WHAT NEEDS TO BE DONE ▸ Copy each line holding the string "were".

Recorded data:
___

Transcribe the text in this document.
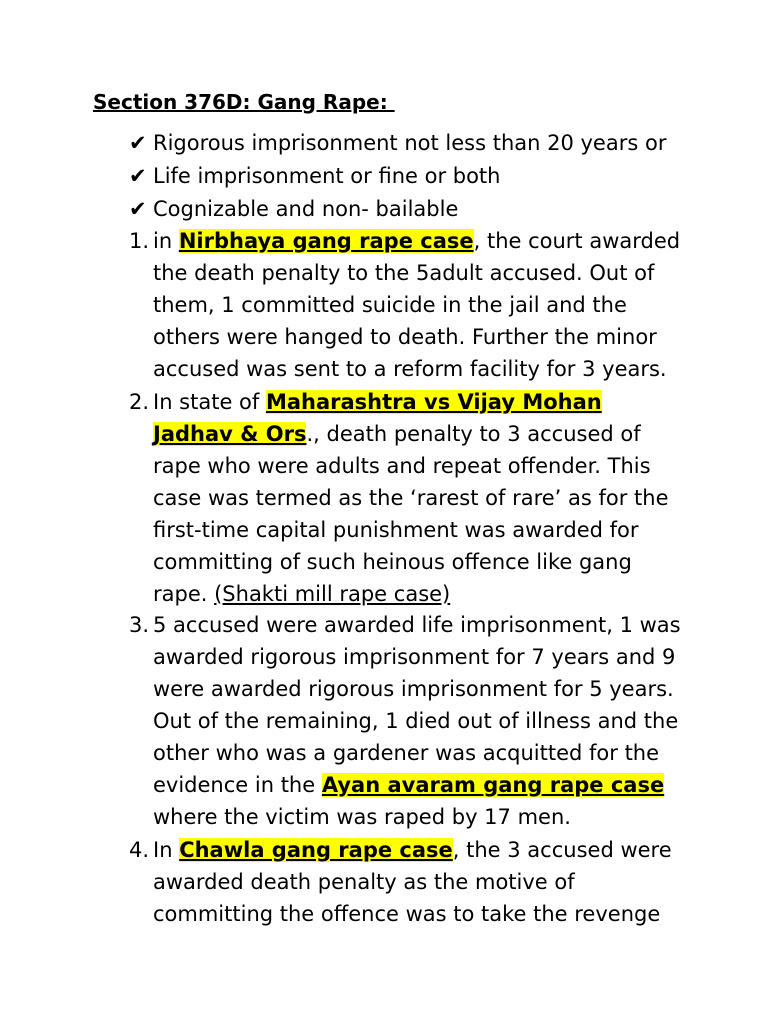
Section 376D: Gang Rape:
✔ Rigorous imprisonment not less than 20 years or
✔ Life imprisonment or fine or both
✔ Cognizable and non- bailable
1. in Nirbhaya gang rape case, the court awarded the death penalty to the 5adult accused. Out of them, 1 committed suicide in the jail and the others were hanged to death. Further the minor accused was sent to a reform facility for 3 years.
2. In state of Maharashtra vs Vijay Mohan Jadhav & Ors., death penalty to 3 accused of rape who were adults and repeat offender. This case was termed as the ‘rarest of rare’ as for the first-time capital punishment was awarded for committing of such heinous offence like gang rape. (Shakti mill rape case)
3. 5 accused were awarded life imprisonment, 1 was awarded rigorous imprisonment for 7 years and 9 were awarded rigorous imprisonment for 5 years. Out of the remaining, 1 died out of illness and the other who was a gardener was acquitted for the evidence in the Ayan avaram gang rape case where the victim was raped by 17 men.
4. In Chawla gang rape case, the 3 accused were awarded death penalty as the motive of committing the offence was to take the revenge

___

WRITTEN RESPONSE ▸
1. in Nirbhaya gang rape case, the court awarded the death penalty to the 5adult accused. Out of them, 1 committed suicide in the jail and the others were hanged to death. Further the minor accused was sent to a reform facility for 3 years.
2. In state of Maharashtra vs Vijay Mohan Jadhav & Ors., death penalty to 3 accused of rape who were adults and repeat offender. This case was termed as the ‘rarest of rare’ as for the first-time capital punishment was awarded for committing of such heinous offence like gang rape. (Shakti mill rape case)
3. 5 accused were awarded life imprisonment, 1 was awarded rigorous imprisonment for 7 years and 9 were awarded rigorous imprisonment for 5 years. Out of the remaining, 1 died out of illness and the other who was a gardener was acquitted for the evidence in the Ayan avaram gang rape case where the victim was raped by 17 men.
4. In Chawla gang rape case, the 3 accused were awarded death penalty as the motive of committing the offence was to take the revenge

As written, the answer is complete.